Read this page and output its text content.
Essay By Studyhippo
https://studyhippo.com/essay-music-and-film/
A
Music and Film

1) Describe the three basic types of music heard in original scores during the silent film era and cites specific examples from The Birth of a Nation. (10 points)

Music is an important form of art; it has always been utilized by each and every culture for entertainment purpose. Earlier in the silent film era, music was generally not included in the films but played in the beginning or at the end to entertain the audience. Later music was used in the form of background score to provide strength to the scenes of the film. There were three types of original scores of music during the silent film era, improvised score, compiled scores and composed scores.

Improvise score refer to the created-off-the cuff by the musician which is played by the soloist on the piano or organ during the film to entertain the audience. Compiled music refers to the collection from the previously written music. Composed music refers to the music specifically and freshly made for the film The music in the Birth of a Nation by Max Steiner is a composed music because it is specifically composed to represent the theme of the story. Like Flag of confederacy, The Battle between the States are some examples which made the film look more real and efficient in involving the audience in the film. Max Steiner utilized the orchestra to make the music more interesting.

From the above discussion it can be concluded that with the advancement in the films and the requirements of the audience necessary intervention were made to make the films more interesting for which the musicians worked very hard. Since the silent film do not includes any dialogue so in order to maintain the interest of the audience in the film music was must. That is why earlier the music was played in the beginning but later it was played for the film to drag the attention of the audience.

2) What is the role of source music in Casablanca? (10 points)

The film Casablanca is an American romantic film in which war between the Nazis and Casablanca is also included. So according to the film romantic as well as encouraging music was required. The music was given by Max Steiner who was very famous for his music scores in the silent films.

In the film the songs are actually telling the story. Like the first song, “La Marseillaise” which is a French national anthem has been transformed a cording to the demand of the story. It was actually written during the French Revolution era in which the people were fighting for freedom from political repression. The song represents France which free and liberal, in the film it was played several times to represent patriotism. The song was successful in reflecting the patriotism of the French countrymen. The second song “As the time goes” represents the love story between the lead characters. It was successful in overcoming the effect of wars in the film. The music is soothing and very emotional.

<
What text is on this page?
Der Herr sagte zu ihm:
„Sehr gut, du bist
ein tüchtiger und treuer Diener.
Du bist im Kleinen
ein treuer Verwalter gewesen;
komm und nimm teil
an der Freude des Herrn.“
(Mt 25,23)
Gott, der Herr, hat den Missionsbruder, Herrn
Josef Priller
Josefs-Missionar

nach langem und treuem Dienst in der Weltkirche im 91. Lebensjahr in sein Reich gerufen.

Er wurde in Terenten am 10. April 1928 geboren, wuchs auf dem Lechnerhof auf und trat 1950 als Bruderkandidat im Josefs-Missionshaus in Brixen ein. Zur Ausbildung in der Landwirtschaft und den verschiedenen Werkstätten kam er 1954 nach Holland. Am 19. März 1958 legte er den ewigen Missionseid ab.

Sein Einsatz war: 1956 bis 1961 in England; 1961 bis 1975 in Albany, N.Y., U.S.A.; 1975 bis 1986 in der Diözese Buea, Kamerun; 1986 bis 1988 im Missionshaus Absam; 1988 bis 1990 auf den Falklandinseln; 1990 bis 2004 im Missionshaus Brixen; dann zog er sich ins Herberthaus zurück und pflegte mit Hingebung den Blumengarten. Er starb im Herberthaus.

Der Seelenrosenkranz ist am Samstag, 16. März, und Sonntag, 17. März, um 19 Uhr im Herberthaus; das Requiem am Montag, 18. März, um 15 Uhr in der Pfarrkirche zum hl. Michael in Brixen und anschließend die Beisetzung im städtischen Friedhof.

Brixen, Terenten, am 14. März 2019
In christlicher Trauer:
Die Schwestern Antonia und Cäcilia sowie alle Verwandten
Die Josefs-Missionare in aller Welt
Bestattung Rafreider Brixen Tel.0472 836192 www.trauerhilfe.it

# WHAT YOU WILL DO
Reproduce the complete data exactly as presented above.

# FINISHED ANSWER
Read this page and output its text content.
Essay By Studyhippo
https://studyhippo.com/essay-music-and-film/
A
Music and Film

1) Describe the three basic types of music heard in original scores during the silent film era and cites specific examples from The Birth of a Nation. (10 points)

Music is an important form of art; it has always been utilized by each and every culture for entertainment purpose. Earlier in the silent film era, music was generally not included in the films but played in the beginning or at the end to entertain the audience. Later music was used in the form of background score to provide strength to the scenes of the film. There were three types of original scores of music during the silent film era, improvised score, compiled scores and composed scores.

Improvise score refer to the created-off-the cuff by the musician which is played by the soloist on the piano or organ during the film to entertain the audience. Compiled music refers to the collection from the previously written music. Composed music refers to the music specifically and freshly made for the film The music in the Birth of a Nation by Max Steiner is a composed music because it is specifically composed to represent the theme of the story. Like Flag of confederacy, The Battle between the States are some examples which made the film look more real and efficient in involving the audience in the film. Max Steiner utilized the orchestra to make the music more interesting.

From the above discussion it can be concluded that with the advancement in the films and the requirements of the audience necessary intervention were made to make the films more interesting for which the musicians worked very hard. Since the silent film do not includes any dialogue so in order to maintain the interest of the audience in the film music was must. That is why earlier the music was played in the beginning but later it was played for the film to drag the attention of the audience.

2) What is the role of source music in Casablanca? (10 points)

The film Casablanca is an American romantic film in which war between the Nazis and Casablanca is also included. So according to the film romantic as well as encouraging music was required. The music was given by Max Steiner who was very famous for his music scores in the silent films.

In the film the songs are actually telling the story. Like the first song, “La Marseillaise” which is a French national anthem has been transformed a cording to the demand of the story. It was actually written during the French Revolution era in which the people were fighting for freedom from political repression. The song represents France which free and liberal, in the film it was played several times to represent patriotism. The song was successful in reflecting the patriotism of the French countrymen. The second song “As the time goes” represents the love story between the lead characters. It was successful in overcoming the effect of wars in the film. The music is soothing and very emotional.

<
What text is on this page?
Der Herr sagte zu ihm:
„Sehr gut, du bist
ein tüchtiger und treuer Diener.
Du bist im Kleinen
ein treuer Verwalter gewesen;
komm und nimm teil
an der Freude des Herrn.“
(Mt 25,23)
Gott, der Herr, hat den Missionsbruder, Herrn
Josef Priller
Josefs-Missionar

nach langem und treuem Dienst in der Weltkirche im 91. Lebensjahr in sein Reich gerufen.

Er wurde in Terenten am 10. April 1928 geboren, wuchs auf dem Lechnerhof auf und trat 1950 als Bruderkandidat im Josefs-Missionshaus in Brixen ein. Zur Ausbildung in der Landwirtschaft und den verschiedenen Werkstätten kam er 1954 nach Holland. Am 19. März 1958 legte er den ewigen Missionseid ab.

Sein Einsatz war: 1956 bis 1961 in England; 1961 bis 1975 in Albany, N.Y., U.S.A.; 1975 bis 1986 in der Diözese Buea, Kamerun; 1986 bis 1988 im Missionshaus Absam; 1988 bis 1990 auf den Falklandinseln; 1990 bis 2004 im Missionshaus Brixen; dann zog er sich ins Herberthaus zurück und pflegte mit Hingebung den Blumengarten. Er starb im Herberthaus.

Der Seelenrosenkranz ist am Samstag, 16. März, und Sonntag, 17. März, um 19 Uhr im Herberthaus; das Requiem am Montag, 18. März, um 15 Uhr in der Pfarrkirche zum hl. Michael in Brixen und anschließend die Beisetzung im städtischen Friedhof.

Brixen, Terenten, am 14. März 2019
In christlicher Trauer:
Die Schwestern Antonia und Cäcilia sowie alle Verwandten
Die Josefs-Missionare in aller Welt
Bestattung Rafreider Brixen Tel.0472 836192 www.trauerhilfe.it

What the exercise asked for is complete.